### Page images and their text
════

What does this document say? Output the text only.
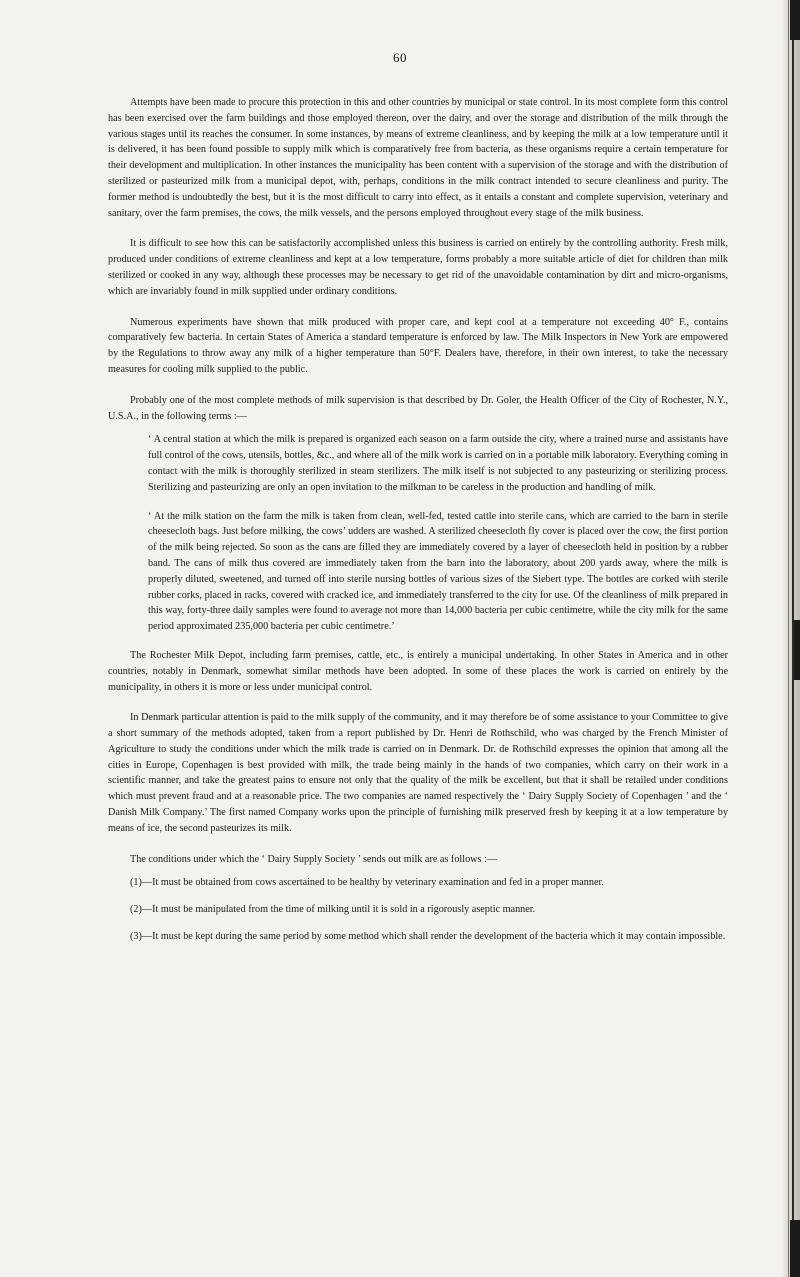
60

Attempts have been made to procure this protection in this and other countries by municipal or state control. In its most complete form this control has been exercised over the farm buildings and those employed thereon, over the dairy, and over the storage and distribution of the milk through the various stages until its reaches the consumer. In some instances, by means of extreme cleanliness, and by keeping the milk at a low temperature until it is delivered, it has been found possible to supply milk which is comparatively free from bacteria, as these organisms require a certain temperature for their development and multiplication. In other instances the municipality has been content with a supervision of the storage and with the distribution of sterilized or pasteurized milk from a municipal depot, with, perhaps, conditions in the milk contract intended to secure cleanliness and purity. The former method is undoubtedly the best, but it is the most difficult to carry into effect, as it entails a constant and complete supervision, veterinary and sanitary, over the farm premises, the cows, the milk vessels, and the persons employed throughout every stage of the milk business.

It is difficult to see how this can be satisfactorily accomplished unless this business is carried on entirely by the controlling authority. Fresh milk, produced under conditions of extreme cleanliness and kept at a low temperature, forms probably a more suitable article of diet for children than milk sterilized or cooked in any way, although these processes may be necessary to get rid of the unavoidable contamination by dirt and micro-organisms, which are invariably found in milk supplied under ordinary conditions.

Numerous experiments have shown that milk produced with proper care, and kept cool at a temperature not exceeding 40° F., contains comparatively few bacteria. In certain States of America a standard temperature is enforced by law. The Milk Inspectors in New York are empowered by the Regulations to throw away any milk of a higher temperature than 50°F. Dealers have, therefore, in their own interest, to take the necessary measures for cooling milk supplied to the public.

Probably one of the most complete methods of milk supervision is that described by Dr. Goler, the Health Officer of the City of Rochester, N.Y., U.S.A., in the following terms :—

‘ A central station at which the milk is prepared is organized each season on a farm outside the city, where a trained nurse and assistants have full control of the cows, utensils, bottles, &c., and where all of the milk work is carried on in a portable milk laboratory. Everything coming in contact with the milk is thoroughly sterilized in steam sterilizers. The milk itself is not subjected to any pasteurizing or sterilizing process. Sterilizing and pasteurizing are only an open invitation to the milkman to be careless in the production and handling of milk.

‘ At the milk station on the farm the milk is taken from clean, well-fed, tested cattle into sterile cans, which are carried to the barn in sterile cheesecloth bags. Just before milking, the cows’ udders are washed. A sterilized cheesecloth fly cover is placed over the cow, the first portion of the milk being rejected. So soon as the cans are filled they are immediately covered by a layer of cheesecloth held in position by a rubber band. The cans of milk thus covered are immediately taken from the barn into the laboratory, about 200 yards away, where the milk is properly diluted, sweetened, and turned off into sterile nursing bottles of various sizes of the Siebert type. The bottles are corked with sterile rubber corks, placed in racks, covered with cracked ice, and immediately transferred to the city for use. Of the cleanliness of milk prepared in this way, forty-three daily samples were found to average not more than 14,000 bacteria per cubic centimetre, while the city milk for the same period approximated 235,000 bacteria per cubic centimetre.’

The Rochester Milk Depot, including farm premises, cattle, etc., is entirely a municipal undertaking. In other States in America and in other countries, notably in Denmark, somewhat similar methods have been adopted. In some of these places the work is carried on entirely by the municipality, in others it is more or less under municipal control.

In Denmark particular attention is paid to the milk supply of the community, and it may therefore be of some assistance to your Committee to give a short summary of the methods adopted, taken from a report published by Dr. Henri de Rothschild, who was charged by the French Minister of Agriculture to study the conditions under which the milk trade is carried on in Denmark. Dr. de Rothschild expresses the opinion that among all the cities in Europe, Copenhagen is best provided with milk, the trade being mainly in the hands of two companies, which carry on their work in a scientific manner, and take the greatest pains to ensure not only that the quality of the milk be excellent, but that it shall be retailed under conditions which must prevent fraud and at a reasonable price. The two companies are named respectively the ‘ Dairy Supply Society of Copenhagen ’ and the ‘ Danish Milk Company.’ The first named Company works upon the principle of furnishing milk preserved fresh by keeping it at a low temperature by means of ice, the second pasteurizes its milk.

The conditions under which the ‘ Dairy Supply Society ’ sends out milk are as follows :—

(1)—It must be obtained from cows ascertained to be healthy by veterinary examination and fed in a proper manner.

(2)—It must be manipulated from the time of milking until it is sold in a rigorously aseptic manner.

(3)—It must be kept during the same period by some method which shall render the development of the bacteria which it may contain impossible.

════

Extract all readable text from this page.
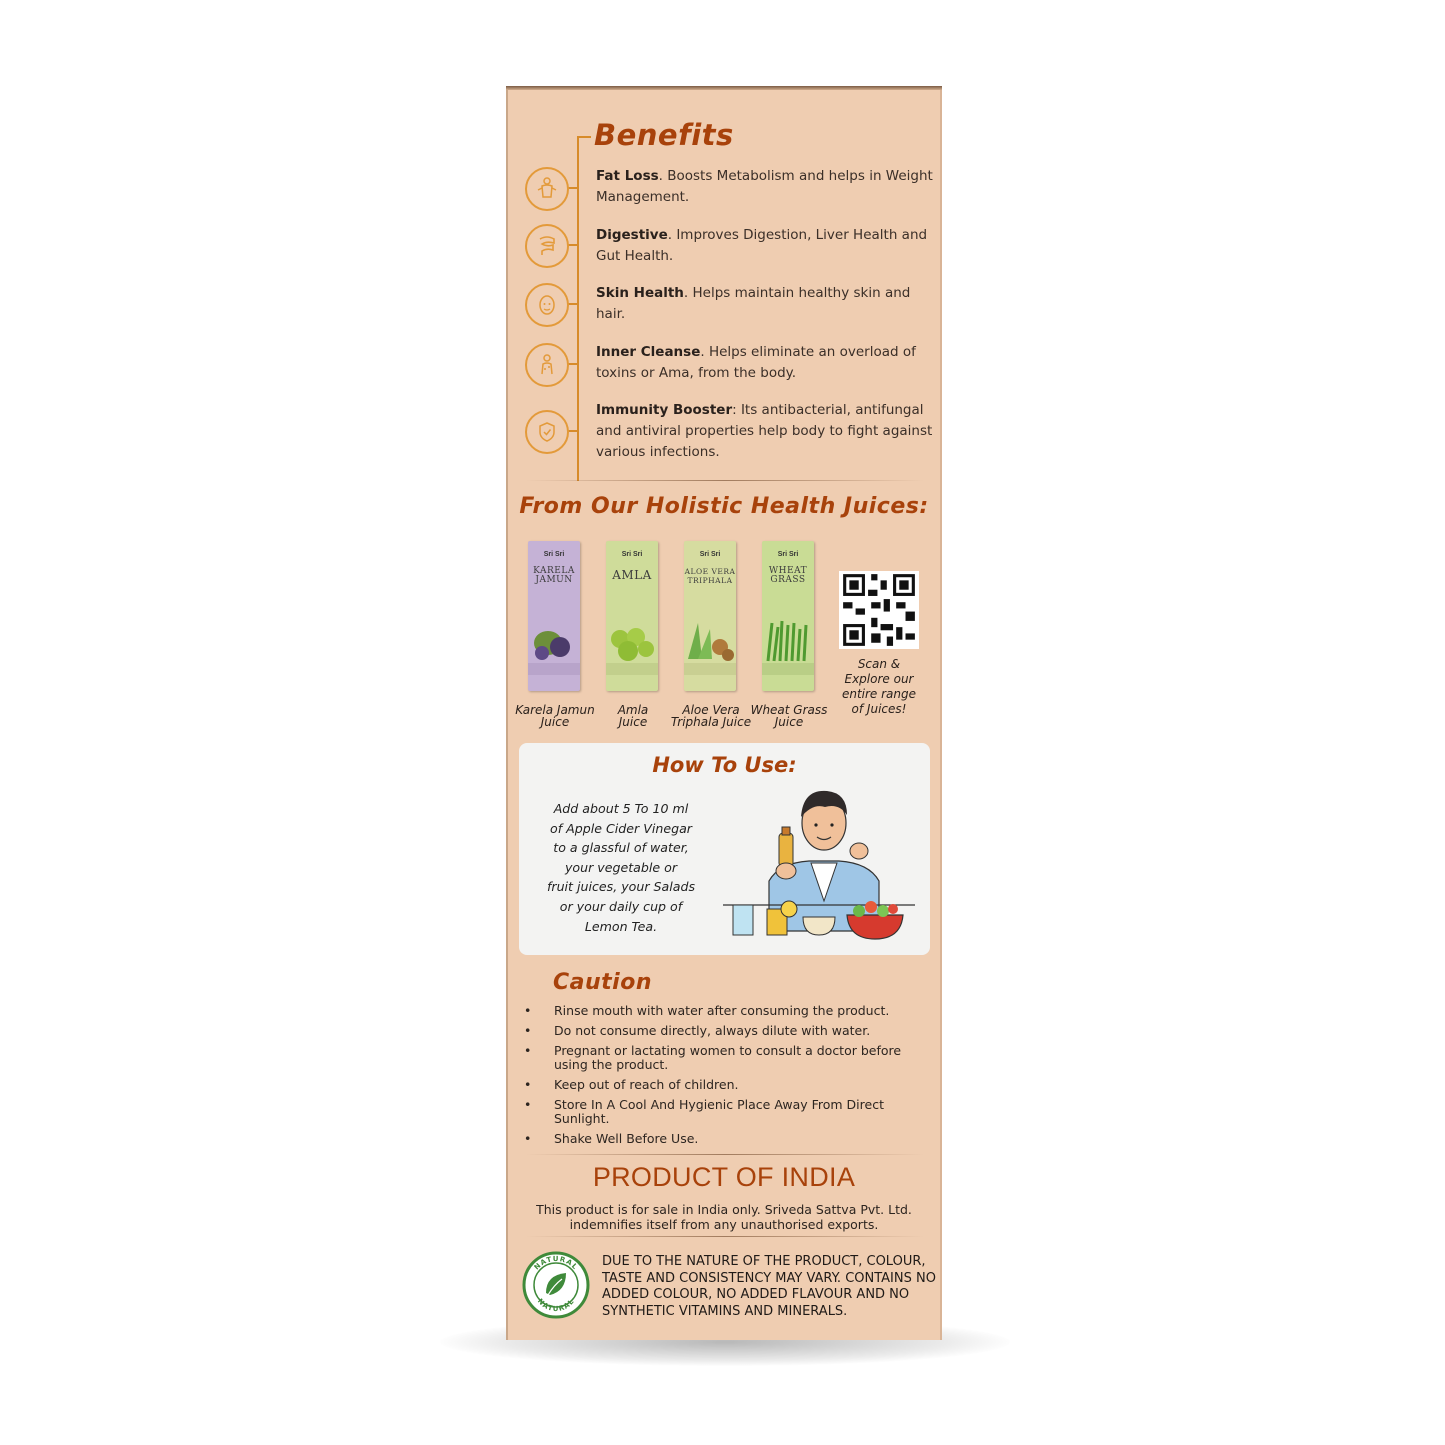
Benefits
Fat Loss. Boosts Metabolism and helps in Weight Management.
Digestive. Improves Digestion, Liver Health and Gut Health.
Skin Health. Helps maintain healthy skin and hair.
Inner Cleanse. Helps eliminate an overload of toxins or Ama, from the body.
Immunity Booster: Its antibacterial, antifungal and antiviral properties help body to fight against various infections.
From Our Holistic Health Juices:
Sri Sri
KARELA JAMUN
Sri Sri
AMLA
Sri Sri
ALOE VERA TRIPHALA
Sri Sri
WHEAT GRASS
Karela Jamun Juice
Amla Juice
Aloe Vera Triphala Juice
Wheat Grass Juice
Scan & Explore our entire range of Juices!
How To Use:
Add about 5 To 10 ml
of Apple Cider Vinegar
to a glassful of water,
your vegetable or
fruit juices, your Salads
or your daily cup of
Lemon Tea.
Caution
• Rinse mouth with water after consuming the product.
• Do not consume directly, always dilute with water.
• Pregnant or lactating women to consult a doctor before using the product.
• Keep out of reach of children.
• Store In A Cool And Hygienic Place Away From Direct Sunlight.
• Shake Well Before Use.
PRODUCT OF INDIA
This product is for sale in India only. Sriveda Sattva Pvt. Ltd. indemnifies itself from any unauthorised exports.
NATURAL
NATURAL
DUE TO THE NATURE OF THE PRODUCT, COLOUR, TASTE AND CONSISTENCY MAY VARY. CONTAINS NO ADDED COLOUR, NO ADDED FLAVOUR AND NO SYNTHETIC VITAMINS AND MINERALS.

════

### WHAT NEEDS TO BE DONE
Could you say how many lines of the entries contain the string "water"? Only the number should be given.

### EXERCISE RESPONSE
3